* Problem statement: The entries below are to be written out again without alteration.

::::::

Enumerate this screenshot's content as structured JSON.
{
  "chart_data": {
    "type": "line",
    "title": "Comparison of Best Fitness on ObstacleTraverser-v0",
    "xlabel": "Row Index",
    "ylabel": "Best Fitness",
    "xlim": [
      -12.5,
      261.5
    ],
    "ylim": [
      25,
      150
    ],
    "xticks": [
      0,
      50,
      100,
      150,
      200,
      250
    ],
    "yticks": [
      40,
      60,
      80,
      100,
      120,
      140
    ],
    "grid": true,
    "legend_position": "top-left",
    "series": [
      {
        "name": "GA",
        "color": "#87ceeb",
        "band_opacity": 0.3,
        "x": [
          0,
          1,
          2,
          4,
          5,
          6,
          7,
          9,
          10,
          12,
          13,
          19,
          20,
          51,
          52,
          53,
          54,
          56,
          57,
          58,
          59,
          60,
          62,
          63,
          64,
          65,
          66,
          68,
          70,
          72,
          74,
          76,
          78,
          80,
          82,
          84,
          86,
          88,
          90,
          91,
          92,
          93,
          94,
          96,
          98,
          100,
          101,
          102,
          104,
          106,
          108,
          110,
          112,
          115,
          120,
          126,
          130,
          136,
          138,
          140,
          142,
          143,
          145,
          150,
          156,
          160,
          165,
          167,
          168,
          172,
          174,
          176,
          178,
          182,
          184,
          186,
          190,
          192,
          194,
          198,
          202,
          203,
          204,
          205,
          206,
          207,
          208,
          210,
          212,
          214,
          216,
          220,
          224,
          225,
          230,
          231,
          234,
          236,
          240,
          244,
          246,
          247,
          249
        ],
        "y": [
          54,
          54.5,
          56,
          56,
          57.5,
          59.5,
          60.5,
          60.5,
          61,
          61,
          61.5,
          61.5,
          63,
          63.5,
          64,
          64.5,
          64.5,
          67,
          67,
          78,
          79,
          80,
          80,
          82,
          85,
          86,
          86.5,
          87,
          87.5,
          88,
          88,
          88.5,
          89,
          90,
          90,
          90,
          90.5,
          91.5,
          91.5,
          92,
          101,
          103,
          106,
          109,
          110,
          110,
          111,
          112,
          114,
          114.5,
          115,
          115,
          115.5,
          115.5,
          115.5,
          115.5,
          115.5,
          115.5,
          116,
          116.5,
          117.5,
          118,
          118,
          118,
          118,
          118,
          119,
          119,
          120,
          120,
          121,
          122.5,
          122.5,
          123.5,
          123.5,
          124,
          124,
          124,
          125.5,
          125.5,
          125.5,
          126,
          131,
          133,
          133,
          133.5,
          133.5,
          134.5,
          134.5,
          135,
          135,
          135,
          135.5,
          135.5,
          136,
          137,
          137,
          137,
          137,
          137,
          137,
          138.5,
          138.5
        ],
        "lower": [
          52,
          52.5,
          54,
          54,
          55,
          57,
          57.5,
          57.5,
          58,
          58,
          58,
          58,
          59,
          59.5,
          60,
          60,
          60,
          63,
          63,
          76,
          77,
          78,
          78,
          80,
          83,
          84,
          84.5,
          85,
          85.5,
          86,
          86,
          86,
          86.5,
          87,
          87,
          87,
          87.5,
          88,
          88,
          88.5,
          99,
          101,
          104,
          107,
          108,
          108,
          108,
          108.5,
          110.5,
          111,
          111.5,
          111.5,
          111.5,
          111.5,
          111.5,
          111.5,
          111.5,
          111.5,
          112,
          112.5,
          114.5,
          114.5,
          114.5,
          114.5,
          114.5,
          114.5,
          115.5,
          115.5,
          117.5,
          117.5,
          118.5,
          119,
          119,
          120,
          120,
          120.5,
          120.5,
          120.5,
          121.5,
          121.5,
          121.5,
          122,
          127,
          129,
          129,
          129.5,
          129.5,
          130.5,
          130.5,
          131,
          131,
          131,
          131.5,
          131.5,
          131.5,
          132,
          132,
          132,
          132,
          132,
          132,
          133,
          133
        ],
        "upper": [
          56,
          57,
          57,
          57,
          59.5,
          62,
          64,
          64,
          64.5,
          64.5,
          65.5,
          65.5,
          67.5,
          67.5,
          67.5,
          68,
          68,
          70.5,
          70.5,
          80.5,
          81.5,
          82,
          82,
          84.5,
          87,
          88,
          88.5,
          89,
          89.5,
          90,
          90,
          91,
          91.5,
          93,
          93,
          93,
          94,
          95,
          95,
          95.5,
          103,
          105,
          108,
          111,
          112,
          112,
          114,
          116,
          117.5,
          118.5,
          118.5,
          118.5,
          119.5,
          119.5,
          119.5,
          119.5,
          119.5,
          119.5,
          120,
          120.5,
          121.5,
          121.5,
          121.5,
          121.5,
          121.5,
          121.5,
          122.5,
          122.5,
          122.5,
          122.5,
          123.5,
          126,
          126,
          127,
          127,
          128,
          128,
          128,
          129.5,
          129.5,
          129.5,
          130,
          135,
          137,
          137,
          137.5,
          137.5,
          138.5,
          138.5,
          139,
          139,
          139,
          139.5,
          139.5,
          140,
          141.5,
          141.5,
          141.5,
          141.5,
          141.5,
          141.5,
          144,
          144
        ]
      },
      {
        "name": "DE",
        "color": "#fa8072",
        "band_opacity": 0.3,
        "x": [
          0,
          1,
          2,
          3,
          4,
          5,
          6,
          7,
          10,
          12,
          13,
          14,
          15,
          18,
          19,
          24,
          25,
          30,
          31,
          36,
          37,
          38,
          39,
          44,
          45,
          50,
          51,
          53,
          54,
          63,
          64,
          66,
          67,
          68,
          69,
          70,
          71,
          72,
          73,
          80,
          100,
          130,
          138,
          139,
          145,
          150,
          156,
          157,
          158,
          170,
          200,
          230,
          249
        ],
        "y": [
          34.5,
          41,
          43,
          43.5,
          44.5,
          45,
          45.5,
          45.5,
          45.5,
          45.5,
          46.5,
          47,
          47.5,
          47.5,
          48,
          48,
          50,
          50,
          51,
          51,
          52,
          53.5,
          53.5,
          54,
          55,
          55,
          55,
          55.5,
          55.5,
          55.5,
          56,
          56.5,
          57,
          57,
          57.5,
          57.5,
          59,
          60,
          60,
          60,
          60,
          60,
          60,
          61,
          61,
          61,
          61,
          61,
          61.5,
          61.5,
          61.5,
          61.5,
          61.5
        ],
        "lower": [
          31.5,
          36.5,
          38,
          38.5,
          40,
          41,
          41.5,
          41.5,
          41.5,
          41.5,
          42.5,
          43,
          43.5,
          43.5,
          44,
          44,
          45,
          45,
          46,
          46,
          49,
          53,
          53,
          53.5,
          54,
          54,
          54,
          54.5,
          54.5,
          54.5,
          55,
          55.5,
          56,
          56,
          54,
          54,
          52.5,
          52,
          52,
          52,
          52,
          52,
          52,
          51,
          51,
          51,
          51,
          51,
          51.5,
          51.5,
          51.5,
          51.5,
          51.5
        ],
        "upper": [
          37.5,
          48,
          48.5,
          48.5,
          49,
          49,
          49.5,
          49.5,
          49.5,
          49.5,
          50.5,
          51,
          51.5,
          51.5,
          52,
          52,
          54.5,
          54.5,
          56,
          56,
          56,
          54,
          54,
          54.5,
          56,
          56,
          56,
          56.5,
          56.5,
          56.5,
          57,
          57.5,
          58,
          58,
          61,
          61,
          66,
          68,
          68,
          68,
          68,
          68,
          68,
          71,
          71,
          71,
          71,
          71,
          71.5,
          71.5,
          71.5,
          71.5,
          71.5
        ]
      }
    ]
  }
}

::::::

* Exercise answer:
Enumerate this screenshot's content as structured JSON.
{
  "chart_data": {
    "type": "line",
    "title": "Comparison of Best Fitness on ObstacleTraverser-v0",
    "xlabel": "Row Index",
    "ylabel": "Best Fitness",
    "xlim": [
      -12.5,
      261.5
    ],
    "ylim": [
      25,
      150
    ],
    "xticks": [
      0,
      50,
      100,
      150,
      200,
      250
    ],
    "yticks": [
      40,
      60,
      80,
      100,
      120,
      140
    ],
    "grid": true,
    "legend_position": "top-left",
    "series": [
      {
        "name": "GA",
        "color": "#87ceeb",
        "band_opacity": 0.3,
        "x": [
          0,
          1,
          2,
          4,
          5,
          6,
          7,
          9,
          10,
          12,
          13,
          19,
          20,
          51,
          52,
          53,
          54,
          56,
          57,
          58,
          59,
          60,
          62,
          63,
          64,
          65,
          66,
          68,
          70,
          72,
          74,
          76,
          78,
          80,
          82,
          84,
          86,
          88,
          90,
          91,
          92,
          93,
          94,
          96,
          98,
          100,
          101,
          102,
          104,
          106,
          108,
          110,
          112,
          115,
          120,
          126,
          130,
          136,
          138,
          140,
          142,
          143,
          145,
          150,
          156,
          160,
          165,
          167,
          168,
          172,
          174,
          176,
          178,
          182,
          184,
          186,
          190,
          192,
          194,
          198,
          202,
          203,
          204,
          205,
          206,
          207,
          208,
          210,
          212,
          214,
          216,
          220,
          224,
          225,
          230,
          231,
          234,
          236,
          240,
          244,
          246,
          247,
          249
        ],
        "y": [
          54,
          54.5,
          56,
          56,
          57.5,
          59.5,
          60.5,
          60.5,
          61,
          61,
          61.5,
          61.5,
          63,
          63.5,
          64,
          64.5,
          64.5,
          67,
          67,
          78,
          79,
          80,
          80,
          82,
          85,
          86,
          86.5,
          87,
          87.5,
          88,
          88,
          88.5,
          89,
          90,
          90,
          90,
          90.5,
          91.5,
          91.5,
          92,
          101,
          103,
          106,
          109,
          110,
          110,
          111,
          112,
          114,
          114.5,
          115,
          115,
          115.5,
          115.5,
          115.5,
          115.5,
          115.5,
          115.5,
          116,
          116.5,
          117.5,
          118,
          118,
          118,
          118,
          118,
          119,
          119,
          120,
          120,
          121,
          122.5,
          122.5,
          123.5,
          123.5,
          124,
          124,
          124,
          125.5,
          125.5,
          125.5,
          126,
          131,
          133,
          133,
          133.5,
          133.5,
          134.5,
          134.5,
          135,
          135,
          135,
          135.5,
          135.5,
          136,
          137,
          137,
          137,
          137,
          137,
          137,
          138.5,
          138.5
        ],
        "lower": [
          52,
          52.5,
          54,
          54,
          55,
          57,
          57.5,
          57.5,
          58,
          58,
          58,
          58,
          59,
          59.5,
          60,
          60,
          60,
          63,
          63,
          76,
          77,
          78,
          78,
          80,
          83,
          84,
          84.5,
          85,
          85.5,
          86,
          86,
          86,
          86.5,
          87,
          87,
          87,
          87.5,
          88,
          88,
          88.5,
          99,
          101,
          104,
          107,
          108,
          108,
          108,
          108.5,
          110.5,
          111,
          111.5,
          111.5,
          111.5,
          111.5,
          111.5,
          111.5,
          111.5,
          111.5,
          112,
          112.5,
          114.5,
          114.5,
          114.5,
          114.5,
          114.5,
          114.5,
          115.5,
          115.5,
          117.5,
          117.5,
          118.5,
          119,
          119,
          120,
          120,
          120.5,
          120.5,
          120.5,
          121.5,
          121.5,
          121.5,
          122,
          127,
          129,
          129,
          129.5,
          129.5,
          130.5,
          130.5,
          131,
          131,
          131,
          131.5,
          131.5,
          131.5,
          132,
          132,
          132,
          132,
          132,
          132,
          133,
          133
        ],
        "upper": [
          56,
          57,
          57,
          57,
          59.5,
          62,
          64,
          64,
          64.5,
          64.5,
          65.5,
          65.5,
          67.5,
          67.5,
          67.5,
          68,
          68,
          70.5,
          70.5,
          80.5,
          81.5,
          82,
          82,
          84.5,
          87,
          88,
          88.5,
          89,
          89.5,
          90,
          90,
          91,
          91.5,
          93,
          93,
          93,
          94,
          95,
          95,
          95.5,
          103,
          105,
          108,
          111,
          112,
          112,
          114,
          116,
          117.5,
          118.5,
          118.5,
          118.5,
          119.5,
          119.5,
          119.5,
          119.5,
          119.5,
          119.5,
          120,
          120.5,
          121.5,
          121.5,
          121.5,
          121.5,
          121.5,
          121.5,
          122.5,
          122.5,
          122.5,
          122.5,
          123.5,
          126,
          126,
          127,
          127,
          128,
          128,
          128,
          129.5,
          129.5,
          129.5,
          130,
          135,
          137,
          137,
          137.5,
          137.5,
          138.5,
          138.5,
          139,
          139,
          139,
          139.5,
          139.5,
          140,
          141.5,
          141.5,
          141.5,
          141.5,
          141.5,
          141.5,
          144,
          144
        ]
      },
      {
        "name": "DE",
        "color": "#fa8072",
        "band_opacity": 0.3,
        "x": [
          0,
          1,
          2,
          3,
          4,
          5,
          6,
          7,
          10,
          12,
          13,
          14,
          15,
          18,
          19,
          24,
          25,
          30,
          31,
          36,
          37,
          38,
          39,
          44,
          45,
          50,
          51,
          53,
          54,
          63,
          64,
          66,
          67,
          68,
          69,
          70,
          71,
          72,
          73,
          80,
          100,
          130,
          138,
          139,
          145,
          150,
          156,
          157,
          158,
          170,
          200,
          230,
          249
        ],
        "y": [
          34.5,
          41,
          43,
          43.5,
          44.5,
          45,
          45.5,
          45.5,
          45.5,
          45.5,
          46.5,
          47,
          47.5,
          47.5,
          48,
          48,
          50,
          50,
          51,
          51,
          52,
          53.5,
          53.5,
          54,
          55,
          55,
          55,
          55.5,
          55.5,
          55.5,
          56,
          56.5,
          57,
          57,
          57.5,
          57.5,
          59,
          60,
          60,
          60,
          60,
          60,
          60,
          61,
          61,
          61,
          61,
          61,
          61.5,
          61.5,
          61.5,
          61.5,
          61.5
        ],
        "lower": [
          31.5,
          36.5,
          38,
          38.5,
          40,
          41,
          41.5,
          41.5,
          41.5,
          41.5,
          42.5,
          43,
          43.5,
          43.5,
          44,
          44,
          45,
          45,
          46,
          46,
          49,
          53,
          53,
          53.5,
          54,
          54,
          54,
          54.5,
          54.5,
          54.5,
          55,
          55.5,
          56,
          56,
          54,
          54,
          52.5,
          52,
          52,
          52,
          52,
          52,
          52,
          51,
          51,
          51,
          51,
          51,
          51.5,
          51.5,
          51.5,
          51.5,
          51.5
        ],
        "upper": [
          37.5,
          48,
          48.5,
          48.5,
          49,
          49,
          49.5,
          49.5,
          49.5,
          49.5,
          50.5,
          51,
          51.5,
          51.5,
          52,
          52,
          54.5,
          54.5,
          56,
          56,
          56,
          54,
          54,
          54.5,
          56,
          56,
          56,
          56.5,
          56.5,
          56.5,
          57,
          57.5,
          58,
          58,
          61,
          61,
          66,
          68,
          68,
          68,
          68,
          68,
          68,
          71,
          71,
          71,
          71,
          71,
          71.5,
          71.5,
          71.5,
          71.5,
          71.5
        ]
      }
    ]
  }
}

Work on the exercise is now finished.